## PROMPT
Print every entry exactly as written.
* * * * * * * * *
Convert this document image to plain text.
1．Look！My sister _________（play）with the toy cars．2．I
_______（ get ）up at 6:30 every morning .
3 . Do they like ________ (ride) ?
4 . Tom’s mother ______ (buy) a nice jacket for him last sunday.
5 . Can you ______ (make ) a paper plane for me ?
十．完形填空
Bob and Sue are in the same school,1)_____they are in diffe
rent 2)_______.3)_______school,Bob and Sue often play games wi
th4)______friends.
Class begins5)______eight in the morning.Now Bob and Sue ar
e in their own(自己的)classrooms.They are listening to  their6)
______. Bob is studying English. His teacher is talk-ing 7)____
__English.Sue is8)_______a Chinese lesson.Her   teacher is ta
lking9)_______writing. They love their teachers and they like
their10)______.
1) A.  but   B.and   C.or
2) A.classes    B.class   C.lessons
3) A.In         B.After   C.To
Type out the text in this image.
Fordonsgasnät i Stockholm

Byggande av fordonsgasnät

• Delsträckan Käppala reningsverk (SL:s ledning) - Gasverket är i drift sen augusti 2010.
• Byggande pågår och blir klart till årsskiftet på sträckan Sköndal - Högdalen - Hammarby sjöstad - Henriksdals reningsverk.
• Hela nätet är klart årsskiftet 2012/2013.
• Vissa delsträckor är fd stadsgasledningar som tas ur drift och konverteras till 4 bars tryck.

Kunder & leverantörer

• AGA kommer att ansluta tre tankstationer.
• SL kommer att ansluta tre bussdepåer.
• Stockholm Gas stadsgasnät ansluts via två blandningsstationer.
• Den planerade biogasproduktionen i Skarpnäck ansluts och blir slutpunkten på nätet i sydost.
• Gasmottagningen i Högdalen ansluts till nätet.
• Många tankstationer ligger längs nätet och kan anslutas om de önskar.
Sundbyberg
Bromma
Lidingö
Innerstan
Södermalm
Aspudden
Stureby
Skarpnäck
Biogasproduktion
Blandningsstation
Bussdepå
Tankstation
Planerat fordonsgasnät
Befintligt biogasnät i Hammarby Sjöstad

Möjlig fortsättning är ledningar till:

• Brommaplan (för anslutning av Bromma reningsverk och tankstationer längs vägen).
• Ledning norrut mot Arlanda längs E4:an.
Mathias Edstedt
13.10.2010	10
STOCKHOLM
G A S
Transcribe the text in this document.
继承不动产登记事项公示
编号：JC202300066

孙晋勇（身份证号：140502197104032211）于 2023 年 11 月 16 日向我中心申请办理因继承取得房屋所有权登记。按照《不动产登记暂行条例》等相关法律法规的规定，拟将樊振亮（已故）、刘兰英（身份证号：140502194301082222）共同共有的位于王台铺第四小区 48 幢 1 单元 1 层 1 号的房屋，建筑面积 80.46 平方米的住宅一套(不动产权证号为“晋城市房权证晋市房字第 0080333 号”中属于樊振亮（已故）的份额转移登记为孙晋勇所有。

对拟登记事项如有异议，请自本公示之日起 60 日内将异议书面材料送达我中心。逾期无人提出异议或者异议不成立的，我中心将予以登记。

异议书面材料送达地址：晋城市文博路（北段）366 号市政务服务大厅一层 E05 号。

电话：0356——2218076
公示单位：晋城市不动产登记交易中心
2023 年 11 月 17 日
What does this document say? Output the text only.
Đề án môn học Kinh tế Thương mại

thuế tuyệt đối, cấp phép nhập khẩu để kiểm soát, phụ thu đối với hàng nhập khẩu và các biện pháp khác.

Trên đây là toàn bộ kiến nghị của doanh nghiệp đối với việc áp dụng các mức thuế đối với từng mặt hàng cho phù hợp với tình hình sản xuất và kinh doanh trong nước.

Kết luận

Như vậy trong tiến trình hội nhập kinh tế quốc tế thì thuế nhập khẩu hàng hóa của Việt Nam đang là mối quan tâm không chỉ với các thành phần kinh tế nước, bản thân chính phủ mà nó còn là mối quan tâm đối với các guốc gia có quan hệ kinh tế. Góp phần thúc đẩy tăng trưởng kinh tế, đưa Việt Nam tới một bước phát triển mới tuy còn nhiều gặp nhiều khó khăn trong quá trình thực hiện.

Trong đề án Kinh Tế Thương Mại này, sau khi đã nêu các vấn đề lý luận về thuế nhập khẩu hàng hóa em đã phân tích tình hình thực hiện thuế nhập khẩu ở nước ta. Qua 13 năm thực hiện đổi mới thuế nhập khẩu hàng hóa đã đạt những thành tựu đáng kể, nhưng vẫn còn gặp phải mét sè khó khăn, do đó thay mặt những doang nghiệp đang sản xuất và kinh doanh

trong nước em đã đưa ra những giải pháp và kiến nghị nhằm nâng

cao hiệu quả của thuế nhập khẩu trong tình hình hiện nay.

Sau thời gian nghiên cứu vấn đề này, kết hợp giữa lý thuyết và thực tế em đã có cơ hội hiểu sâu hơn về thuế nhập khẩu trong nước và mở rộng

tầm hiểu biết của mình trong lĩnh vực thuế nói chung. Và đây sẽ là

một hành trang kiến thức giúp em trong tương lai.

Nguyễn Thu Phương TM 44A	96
* * * * * * * * *
## RESULT FOR THIS TASK
Convert this document image to plain text.
1．Look！My sister _________（play）with the toy cars．2．I
_______（ get ）up at 6:30 every morning .
3 . Do they like ________ (ride) ?
4 . Tom’s mother ______ (buy) a nice jacket for him last sunday.
5 . Can you ______ (make ) a paper plane for me ?
十．完形填空
Bob and Sue are in the same school,1)_____they are in diffe
rent 2)_______.3)_______school,Bob and Sue often play games wi
th4)______friends.
Class begins5)______eight in the morning.Now Bob and Sue ar
e in their own(自己的)classrooms.They are listening to  their6)
______. Bob is studying English. His teacher is talk-ing 7)____
__English.Sue is8)_______a Chinese lesson.Her   teacher is ta
lking9)_______writing. They love their teachers and they like
their10)______.
1) A.  but   B.and   C.or
2) A.classes    B.class   C.lessons
3) A.In         B.After   C.To
Type out the text in this image.
Fordonsgasnät i Stockholm

Byggande av fordonsgasnät

• Delsträckan Käppala reningsverk (SL:s ledning) - Gasverket är i drift sen augusti 2010.
• Byggande pågår och blir klart till årsskiftet på sträckan Sköndal - Högdalen - Hammarby sjöstad - Henriksdals reningsverk.
• Hela nätet är klart årsskiftet 2012/2013.
• Vissa delsträckor är fd stadsgasledningar som tas ur drift och konverteras till 4 bars tryck.

Kunder & leverantörer

• AGA kommer att ansluta tre tankstationer.
• SL kommer att ansluta tre bussdepåer.
• Stockholm Gas stadsgasnät ansluts via två blandningsstationer.
• Den planerade biogasproduktionen i Skarpnäck ansluts och blir slutpunkten på nätet i sydost.
• Gasmottagningen i Högdalen ansluts till nätet.
• Många tankstationer ligger längs nätet och kan anslutas om de önskar.
Sundbyberg
Bromma
Lidingö
Innerstan
Södermalm
Aspudden
Stureby
Skarpnäck
Biogasproduktion
Blandningsstation
Bussdepå
Tankstation
Planerat fordonsgasnät
Befintligt biogasnät i Hammarby Sjöstad

Möjlig fortsättning är ledningar till:

• Brommaplan (för anslutning av Bromma reningsverk och tankstationer längs vägen).
• Ledning norrut mot Arlanda längs E4:an.
Mathias Edstedt
13.10.2010	10
STOCKHOLM
G A S
Transcribe the text in this document.
继承不动产登记事项公示
编号：JC202300066

孙晋勇（身份证号：140502197104032211）于 2023 年 11 月 16 日向我中心申请办理因继承取得房屋所有权登记。按照《不动产登记暂行条例》等相关法律法规的规定，拟将樊振亮（已故）、刘兰英（身份证号：140502194301082222）共同共有的位于王台铺第四小区 48 幢 1 单元 1 层 1 号的房屋，建筑面积 80.46 平方米的住宅一套(不动产权证号为“晋城市房权证晋市房字第 0080333 号”中属于樊振亮（已故）的份额转移登记为孙晋勇所有。

对拟登记事项如有异议，请自本公示之日起 60 日内将异议书面材料送达我中心。逾期无人提出异议或者异议不成立的，我中心将予以登记。

异议书面材料送达地址：晋城市文博路（北段）366 号市政务服务大厅一层 E05 号。

电话：0356——2218076
公示单位：晋城市不动产登记交易中心
2023 年 11 月 17 日
What does this document say? Output the text only.
Đề án môn học Kinh tế Thương mại

thuế tuyệt đối, cấp phép nhập khẩu để kiểm soát, phụ thu đối với hàng nhập khẩu và các biện pháp khác.

Trên đây là toàn bộ kiến nghị của doanh nghiệp đối với việc áp dụng các mức thuế đối với từng mặt hàng cho phù hợp với tình hình sản xuất và kinh doanh trong nước.

Kết luận

Như vậy trong tiến trình hội nhập kinh tế quốc tế thì thuế nhập khẩu hàng hóa của Việt Nam đang là mối quan tâm không chỉ với các thành phần kinh tế nước, bản thân chính phủ mà nó còn là mối quan tâm đối với các guốc gia có quan hệ kinh tế. Góp phần thúc đẩy tăng trưởng kinh tế, đưa Việt Nam tới một bước phát triển mới tuy còn nhiều gặp nhiều khó khăn trong quá trình thực hiện.

Trong đề án Kinh Tế Thương Mại này, sau khi đã nêu các vấn đề lý luận về thuế nhập khẩu hàng hóa em đã phân tích tình hình thực hiện thuế nhập khẩu ở nước ta. Qua 13 năm thực hiện đổi mới thuế nhập khẩu hàng hóa đã đạt những thành tựu đáng kể, nhưng vẫn còn gặp phải mét sè khó khăn, do đó thay mặt những doang nghiệp đang sản xuất và kinh doanh

trong nước em đã đưa ra những giải pháp và kiến nghị nhằm nâng

cao hiệu quả của thuế nhập khẩu trong tình hình hiện nay.

Sau thời gian nghiên cứu vấn đề này, kết hợp giữa lý thuyết và thực tế em đã có cơ hội hiểu sâu hơn về thuế nhập khẩu trong nước và mở rộng

tầm hiểu biết của mình trong lĩnh vực thuế nói chung. Và đây sẽ là

một hành trang kiến thức giúp em trong tương lai.

Nguyễn Thu Phương TM 44A	96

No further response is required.